In the records below, pick out all lines containing the word "price".

Stored data entries:

══════════

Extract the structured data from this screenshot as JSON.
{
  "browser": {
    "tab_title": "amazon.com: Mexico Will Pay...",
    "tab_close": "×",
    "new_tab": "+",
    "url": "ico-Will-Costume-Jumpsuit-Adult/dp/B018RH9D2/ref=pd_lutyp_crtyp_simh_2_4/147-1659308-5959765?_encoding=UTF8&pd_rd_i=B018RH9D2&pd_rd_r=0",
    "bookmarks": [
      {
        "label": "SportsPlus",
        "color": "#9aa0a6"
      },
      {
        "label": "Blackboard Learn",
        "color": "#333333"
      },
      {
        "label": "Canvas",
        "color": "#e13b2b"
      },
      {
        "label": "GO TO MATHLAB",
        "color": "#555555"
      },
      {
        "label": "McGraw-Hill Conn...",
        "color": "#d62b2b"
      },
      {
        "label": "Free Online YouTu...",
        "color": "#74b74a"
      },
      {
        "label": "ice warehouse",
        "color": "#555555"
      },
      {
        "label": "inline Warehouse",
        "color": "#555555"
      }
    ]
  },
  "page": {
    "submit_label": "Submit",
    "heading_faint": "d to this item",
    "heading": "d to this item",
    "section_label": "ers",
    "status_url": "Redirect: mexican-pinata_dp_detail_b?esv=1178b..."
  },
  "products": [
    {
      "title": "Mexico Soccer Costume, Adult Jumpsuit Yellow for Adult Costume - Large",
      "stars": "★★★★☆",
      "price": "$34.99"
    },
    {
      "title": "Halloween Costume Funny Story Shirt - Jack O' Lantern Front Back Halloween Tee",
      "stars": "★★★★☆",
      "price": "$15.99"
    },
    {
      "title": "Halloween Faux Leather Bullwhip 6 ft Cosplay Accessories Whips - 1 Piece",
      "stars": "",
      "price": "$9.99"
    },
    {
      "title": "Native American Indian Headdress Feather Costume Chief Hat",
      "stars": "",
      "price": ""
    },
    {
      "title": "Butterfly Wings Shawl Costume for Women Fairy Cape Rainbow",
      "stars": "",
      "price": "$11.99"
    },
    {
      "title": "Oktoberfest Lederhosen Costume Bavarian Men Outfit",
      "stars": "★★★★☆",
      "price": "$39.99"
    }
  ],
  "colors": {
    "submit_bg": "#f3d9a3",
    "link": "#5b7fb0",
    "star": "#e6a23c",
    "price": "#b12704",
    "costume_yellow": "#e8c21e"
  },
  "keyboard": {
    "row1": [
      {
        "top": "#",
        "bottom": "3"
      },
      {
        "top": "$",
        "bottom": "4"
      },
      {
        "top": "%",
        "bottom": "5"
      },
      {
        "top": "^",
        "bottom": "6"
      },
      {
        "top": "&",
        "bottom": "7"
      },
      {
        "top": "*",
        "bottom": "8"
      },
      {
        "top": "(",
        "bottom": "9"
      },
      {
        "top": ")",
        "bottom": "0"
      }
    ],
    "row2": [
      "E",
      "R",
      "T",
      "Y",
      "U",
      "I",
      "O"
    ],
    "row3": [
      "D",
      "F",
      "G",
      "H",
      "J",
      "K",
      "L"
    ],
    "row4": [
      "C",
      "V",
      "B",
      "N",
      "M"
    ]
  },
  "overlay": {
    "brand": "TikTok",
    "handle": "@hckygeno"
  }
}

══════════

Problem solution:
      "price": "$34.99"
      "price": "$15.99"
      "price": "$9.99"
      "price": ""
      "price": "$11.99"
      "price": "$39.99"
    "price": "#b12704",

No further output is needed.